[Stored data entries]
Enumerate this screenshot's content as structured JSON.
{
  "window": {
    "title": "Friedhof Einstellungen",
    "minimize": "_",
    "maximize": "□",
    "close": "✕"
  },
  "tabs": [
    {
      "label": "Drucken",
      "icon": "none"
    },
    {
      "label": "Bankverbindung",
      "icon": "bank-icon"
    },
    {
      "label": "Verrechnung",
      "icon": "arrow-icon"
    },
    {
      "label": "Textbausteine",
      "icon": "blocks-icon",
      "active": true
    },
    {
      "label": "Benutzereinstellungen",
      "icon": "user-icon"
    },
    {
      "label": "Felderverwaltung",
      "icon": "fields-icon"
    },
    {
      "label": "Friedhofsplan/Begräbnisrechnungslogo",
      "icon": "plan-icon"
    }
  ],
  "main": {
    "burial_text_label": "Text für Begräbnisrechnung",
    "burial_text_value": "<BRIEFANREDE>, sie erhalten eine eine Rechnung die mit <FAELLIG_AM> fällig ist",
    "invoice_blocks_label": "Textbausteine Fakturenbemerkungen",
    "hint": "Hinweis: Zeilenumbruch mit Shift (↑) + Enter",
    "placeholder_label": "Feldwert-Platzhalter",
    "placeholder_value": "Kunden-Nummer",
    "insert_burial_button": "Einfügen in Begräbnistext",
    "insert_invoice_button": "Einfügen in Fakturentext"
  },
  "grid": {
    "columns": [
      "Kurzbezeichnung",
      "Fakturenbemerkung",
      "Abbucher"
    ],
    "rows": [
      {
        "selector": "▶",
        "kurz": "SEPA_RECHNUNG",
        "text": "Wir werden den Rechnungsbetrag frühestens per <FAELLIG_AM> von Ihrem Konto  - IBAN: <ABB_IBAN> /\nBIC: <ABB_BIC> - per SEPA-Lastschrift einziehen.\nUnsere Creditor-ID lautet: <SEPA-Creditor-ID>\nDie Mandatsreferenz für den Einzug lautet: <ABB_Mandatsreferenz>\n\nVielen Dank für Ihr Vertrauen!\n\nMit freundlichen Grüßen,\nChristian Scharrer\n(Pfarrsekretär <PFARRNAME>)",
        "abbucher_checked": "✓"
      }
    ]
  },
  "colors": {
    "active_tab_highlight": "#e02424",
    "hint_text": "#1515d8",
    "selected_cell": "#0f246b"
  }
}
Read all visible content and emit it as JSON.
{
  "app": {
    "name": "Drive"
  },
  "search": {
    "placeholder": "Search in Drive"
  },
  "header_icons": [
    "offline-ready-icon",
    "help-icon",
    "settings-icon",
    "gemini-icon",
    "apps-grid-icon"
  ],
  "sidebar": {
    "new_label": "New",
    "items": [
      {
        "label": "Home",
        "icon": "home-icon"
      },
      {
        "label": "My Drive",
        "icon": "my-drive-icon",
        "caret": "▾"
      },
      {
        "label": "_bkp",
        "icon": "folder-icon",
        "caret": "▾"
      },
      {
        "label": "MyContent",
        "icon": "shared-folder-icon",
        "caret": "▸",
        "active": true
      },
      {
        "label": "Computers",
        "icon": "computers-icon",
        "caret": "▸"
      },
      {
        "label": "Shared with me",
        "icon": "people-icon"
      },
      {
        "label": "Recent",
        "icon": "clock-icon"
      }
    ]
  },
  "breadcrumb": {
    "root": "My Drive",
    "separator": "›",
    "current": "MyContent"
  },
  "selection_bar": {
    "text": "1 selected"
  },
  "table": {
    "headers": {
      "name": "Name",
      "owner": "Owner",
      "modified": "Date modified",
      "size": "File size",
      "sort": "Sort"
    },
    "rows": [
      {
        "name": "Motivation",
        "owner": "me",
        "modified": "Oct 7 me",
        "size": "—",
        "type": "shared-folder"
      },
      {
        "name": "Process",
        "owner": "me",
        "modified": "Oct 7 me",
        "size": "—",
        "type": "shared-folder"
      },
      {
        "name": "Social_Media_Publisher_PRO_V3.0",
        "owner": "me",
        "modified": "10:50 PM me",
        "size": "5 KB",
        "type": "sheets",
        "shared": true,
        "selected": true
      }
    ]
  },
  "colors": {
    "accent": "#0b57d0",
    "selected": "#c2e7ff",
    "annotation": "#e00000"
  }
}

> _THE REQUEST_
Write down every line of the data exactly as it appears above.

> _SOLUTION TO THE PROBLEM_
Enumerate this screenshot's content as structured JSON.
{
  "window": {
    "title": "Friedhof Einstellungen",
    "minimize": "_",
    "maximize": "□",
    "close": "✕"
  },
  "tabs": [
    {
      "label": "Drucken",
      "icon": "none"
    },
    {
      "label": "Bankverbindung",
      "icon": "bank-icon"
    },
    {
      "label": "Verrechnung",
      "icon": "arrow-icon"
    },
    {
      "label": "Textbausteine",
      "icon": "blocks-icon",
      "active": true
    },
    {
      "label": "Benutzereinstellungen",
      "icon": "user-icon"
    },
    {
      "label": "Felderverwaltung",
      "icon": "fields-icon"
    },
    {
      "label": "Friedhofsplan/Begräbnisrechnungslogo",
      "icon": "plan-icon"
    }
  ],
  "main": {
    "burial_text_label": "Text für Begräbnisrechnung",
    "burial_text_value": "<BRIEFANREDE>, sie erhalten eine eine Rechnung die mit <FAELLIG_AM> fällig ist",
    "invoice_blocks_label": "Textbausteine Fakturenbemerkungen",
    "hint": "Hinweis: Zeilenumbruch mit Shift (↑) + Enter",
    "placeholder_label": "Feldwert-Platzhalter",
    "placeholder_value": "Kunden-Nummer",
    "insert_burial_button": "Einfügen in Begräbnistext",
    "insert_invoice_button": "Einfügen in Fakturentext"
  },
  "grid": {
    "columns": [
      "Kurzbezeichnung",
      "Fakturenbemerkung",
      "Abbucher"
    ],
    "rows": [
      {
        "selector": "▶",
        "kurz": "SEPA_RECHNUNG",
        "text": "Wir werden den Rechnungsbetrag frühestens per <FAELLIG_AM> von Ihrem Konto  - IBAN: <ABB_IBAN> /\nBIC: <ABB_BIC> - per SEPA-Lastschrift einziehen.\nUnsere Creditor-ID lautet: <SEPA-Creditor-ID>\nDie Mandatsreferenz für den Einzug lautet: <ABB_Mandatsreferenz>\n\nVielen Dank für Ihr Vertrauen!\n\nMit freundlichen Grüßen,\nChristian Scharrer\n(Pfarrsekretär <PFARRNAME>)",
        "abbucher_checked": "✓"
      }
    ]
  },
  "colors": {
    "active_tab_highlight": "#e02424",
    "hint_text": "#1515d8",
    "selected_cell": "#0f246b"
  }
}
Read all visible content and emit it as JSON.
{
  "app": {
    "name": "Drive"
  },
  "search": {
    "placeholder": "Search in Drive"
  },
  "header_icons": [
    "offline-ready-icon",
    "help-icon",
    "settings-icon",
    "gemini-icon",
    "apps-grid-icon"
  ],
  "sidebar": {
    "new_label": "New",
    "items": [
      {
        "label": "Home",
        "icon": "home-icon"
      },
      {
        "label": "My Drive",
        "icon": "my-drive-icon",
        "caret": "▾"
      },
      {
        "label": "_bkp",
        "icon": "folder-icon",
        "caret": "▾"
      },
      {
        "label": "MyContent",
        "icon": "shared-folder-icon",
        "caret": "▸",
        "active": true
      },
      {
        "label": "Computers",
        "icon": "computers-icon",
        "caret": "▸"
      },
      {
        "label": "Shared with me",
        "icon": "people-icon"
      },
      {
        "label": "Recent",
        "icon": "clock-icon"
      }
    ]
  },
  "breadcrumb": {
    "root": "My Drive",
    "separator": "›",
    "current": "MyContent"
  },
  "selection_bar": {
    "text": "1 selected"
  },
  "table": {
    "headers": {
      "name": "Name",
      "owner": "Owner",
      "modified": "Date modified",
      "size": "File size",
      "sort": "Sort"
    },
    "rows": [
      {
        "name": "Motivation",
        "owner": "me",
        "modified": "Oct 7 me",
        "size": "—",
        "type": "shared-folder"
      },
      {
        "name": "Process",
        "owner": "me",
        "modified": "Oct 7 me",
        "size": "—",
        "type": "shared-folder"
      },
      {
        "name": "Social_Media_Publisher_PRO_V3.0",
        "owner": "me",
        "modified": "10:50 PM me",
        "size": "5 KB",
        "type": "sheets",
        "shared": true,
        "selected": true
      }
    ]
  },
  "colors": {
    "accent": "#0b57d0",
    "selected": "#c2e7ff",
    "annotation": "#e00000"
  }
}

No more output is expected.